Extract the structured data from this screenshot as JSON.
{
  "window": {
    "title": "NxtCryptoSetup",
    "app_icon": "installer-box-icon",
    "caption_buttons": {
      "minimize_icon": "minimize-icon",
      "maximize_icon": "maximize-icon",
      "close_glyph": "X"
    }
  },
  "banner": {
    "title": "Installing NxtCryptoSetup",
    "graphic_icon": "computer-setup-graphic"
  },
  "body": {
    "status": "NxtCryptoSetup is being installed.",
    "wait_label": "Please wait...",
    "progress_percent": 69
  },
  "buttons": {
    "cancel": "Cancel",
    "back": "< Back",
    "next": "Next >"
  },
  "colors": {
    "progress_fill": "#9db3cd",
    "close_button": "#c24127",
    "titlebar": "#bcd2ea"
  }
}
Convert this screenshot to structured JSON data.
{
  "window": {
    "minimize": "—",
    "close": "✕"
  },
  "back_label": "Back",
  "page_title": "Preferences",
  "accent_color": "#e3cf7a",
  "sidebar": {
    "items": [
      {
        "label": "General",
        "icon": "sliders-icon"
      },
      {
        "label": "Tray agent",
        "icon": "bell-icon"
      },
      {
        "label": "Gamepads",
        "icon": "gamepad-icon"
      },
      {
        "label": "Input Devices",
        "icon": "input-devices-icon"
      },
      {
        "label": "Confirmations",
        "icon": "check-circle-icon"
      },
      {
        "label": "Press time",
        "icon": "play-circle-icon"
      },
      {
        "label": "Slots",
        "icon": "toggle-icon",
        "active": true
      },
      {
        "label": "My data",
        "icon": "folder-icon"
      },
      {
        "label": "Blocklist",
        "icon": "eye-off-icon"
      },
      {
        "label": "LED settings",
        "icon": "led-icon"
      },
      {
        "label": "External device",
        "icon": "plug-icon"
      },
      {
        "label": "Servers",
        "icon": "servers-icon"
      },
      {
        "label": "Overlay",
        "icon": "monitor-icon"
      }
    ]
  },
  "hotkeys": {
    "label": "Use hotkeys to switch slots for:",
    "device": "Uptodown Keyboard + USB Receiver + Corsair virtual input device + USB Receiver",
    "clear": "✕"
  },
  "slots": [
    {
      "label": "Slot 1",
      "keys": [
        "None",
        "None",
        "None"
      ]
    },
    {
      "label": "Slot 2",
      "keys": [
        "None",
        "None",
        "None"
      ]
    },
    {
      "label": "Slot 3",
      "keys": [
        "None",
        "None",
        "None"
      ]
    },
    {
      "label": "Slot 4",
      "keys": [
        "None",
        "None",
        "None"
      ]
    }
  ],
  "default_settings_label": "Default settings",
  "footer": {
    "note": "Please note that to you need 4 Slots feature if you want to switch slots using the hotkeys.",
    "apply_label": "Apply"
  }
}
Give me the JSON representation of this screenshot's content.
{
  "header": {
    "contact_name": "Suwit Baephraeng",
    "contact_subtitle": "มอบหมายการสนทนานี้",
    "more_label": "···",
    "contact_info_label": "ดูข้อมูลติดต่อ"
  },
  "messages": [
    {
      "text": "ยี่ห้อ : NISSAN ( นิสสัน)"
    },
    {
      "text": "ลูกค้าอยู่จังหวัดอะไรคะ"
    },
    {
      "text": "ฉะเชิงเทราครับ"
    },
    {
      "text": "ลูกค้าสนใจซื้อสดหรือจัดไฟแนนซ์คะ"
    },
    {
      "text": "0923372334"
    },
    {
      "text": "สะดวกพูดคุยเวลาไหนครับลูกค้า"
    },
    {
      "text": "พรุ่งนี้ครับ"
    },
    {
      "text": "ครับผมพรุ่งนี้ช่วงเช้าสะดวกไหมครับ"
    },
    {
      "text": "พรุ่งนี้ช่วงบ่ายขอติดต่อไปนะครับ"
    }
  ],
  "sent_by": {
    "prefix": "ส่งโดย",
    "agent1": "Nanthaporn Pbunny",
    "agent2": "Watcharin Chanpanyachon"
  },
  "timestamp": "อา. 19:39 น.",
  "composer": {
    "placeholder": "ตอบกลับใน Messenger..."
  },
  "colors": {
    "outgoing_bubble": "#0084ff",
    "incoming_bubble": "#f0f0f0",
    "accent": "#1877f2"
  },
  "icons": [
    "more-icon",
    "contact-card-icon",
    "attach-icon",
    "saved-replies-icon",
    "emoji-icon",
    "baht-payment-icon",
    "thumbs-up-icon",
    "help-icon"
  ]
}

GOAL:
The entries above must be returned in full, exactly as shown.

FINISHED ANSWER:
Extract the structured data from this screenshot as JSON.
{
  "window": {
    "title": "NxtCryptoSetup",
    "app_icon": "installer-box-icon",
    "caption_buttons": {
      "minimize_icon": "minimize-icon",
      "maximize_icon": "maximize-icon",
      "close_glyph": "X"
    }
  },
  "banner": {
    "title": "Installing NxtCryptoSetup",
    "graphic_icon": "computer-setup-graphic"
  },
  "body": {
    "status": "NxtCryptoSetup is being installed.",
    "wait_label": "Please wait...",
    "progress_percent": 69
  },
  "buttons": {
    "cancel": "Cancel",
    "back": "< Back",
    "next": "Next >"
  },
  "colors": {
    "progress_fill": "#9db3cd",
    "close_button": "#c24127",
    "titlebar": "#bcd2ea"
  }
}
Convert this screenshot to structured JSON data.
{
  "window": {
    "minimize": "—",
    "close": "✕"
  },
  "back_label": "Back",
  "page_title": "Preferences",
  "accent_color": "#e3cf7a",
  "sidebar": {
    "items": [
      {
        "label": "General",
        "icon": "sliders-icon"
      },
      {
        "label": "Tray agent",
        "icon": "bell-icon"
      },
      {
        "label": "Gamepads",
        "icon": "gamepad-icon"
      },
      {
        "label": "Input Devices",
        "icon": "input-devices-icon"
      },
      {
        "label": "Confirmations",
        "icon": "check-circle-icon"
      },
      {
        "label": "Press time",
        "icon": "play-circle-icon"
      },
      {
        "label": "Slots",
        "icon": "toggle-icon",
        "active": true
      },
      {
        "label": "My data",
        "icon": "folder-icon"
      },
      {
        "label": "Blocklist",
        "icon": "eye-off-icon"
      },
      {
        "label": "LED settings",
        "icon": "led-icon"
      },
      {
        "label": "External device",
        "icon": "plug-icon"
      },
      {
        "label": "Servers",
        "icon": "servers-icon"
      },
      {
        "label": "Overlay",
        "icon": "monitor-icon"
      }
    ]
  },
  "hotkeys": {
    "label": "Use hotkeys to switch slots for:",
    "device": "Uptodown Keyboard + USB Receiver + Corsair virtual input device + USB Receiver",
    "clear": "✕"
  },
  "slots": [
    {
      "label": "Slot 1",
      "keys": [
        "None",
        "None",
        "None"
      ]
    },
    {
      "label": "Slot 2",
      "keys": [
        "None",
        "None",
        "None"
      ]
    },
    {
      "label": "Slot 3",
      "keys": [
        "None",
        "None",
        "None"
      ]
    },
    {
      "label": "Slot 4",
      "keys": [
        "None",
        "None",
        "None"
      ]
    }
  ],
  "default_settings_label": "Default settings",
  "footer": {
    "note": "Please note that to you need 4 Slots feature if you want to switch slots using the hotkeys.",
    "apply_label": "Apply"
  }
}
Give me the JSON representation of this screenshot's content.
{
  "header": {
    "contact_name": "Suwit Baephraeng",
    "contact_subtitle": "มอบหมายการสนทนานี้",
    "more_label": "···",
    "contact_info_label": "ดูข้อมูลติดต่อ"
  },
  "messages": [
    {
      "text": "ยี่ห้อ : NISSAN ( นิสสัน)"
    },
    {
      "text": "ลูกค้าอยู่จังหวัดอะไรคะ"
    },
    {
      "text": "ฉะเชิงเทราครับ"
    },
    {
      "text": "ลูกค้าสนใจซื้อสดหรือจัดไฟแนนซ์คะ"
    },
    {
      "text": "0923372334"
    },
    {
      "text": "สะดวกพูดคุยเวลาไหนครับลูกค้า"
    },
    {
      "text": "พรุ่งนี้ครับ"
    },
    {
      "text": "ครับผมพรุ่งนี้ช่วงเช้าสะดวกไหมครับ"
    },
    {
      "text": "พรุ่งนี้ช่วงบ่ายขอติดต่อไปนะครับ"
    }
  ],
  "sent_by": {
    "prefix": "ส่งโดย",
    "agent1": "Nanthaporn Pbunny",
    "agent2": "Watcharin Chanpanyachon"
  },
  "timestamp": "อา. 19:39 น.",
  "composer": {
    "placeholder": "ตอบกลับใน Messenger..."
  },
  "colors": {
    "outgoing_bubble": "#0084ff",
    "incoming_bubble": "#f0f0f0",
    "accent": "#1877f2"
  },
  "icons": [
    "more-icon",
    "contact-card-icon",
    "attach-icon",
    "saved-replies-icon",
    "emoji-icon",
    "baht-payment-icon",
    "thumbs-up-icon",
    "help-icon"
  ]
}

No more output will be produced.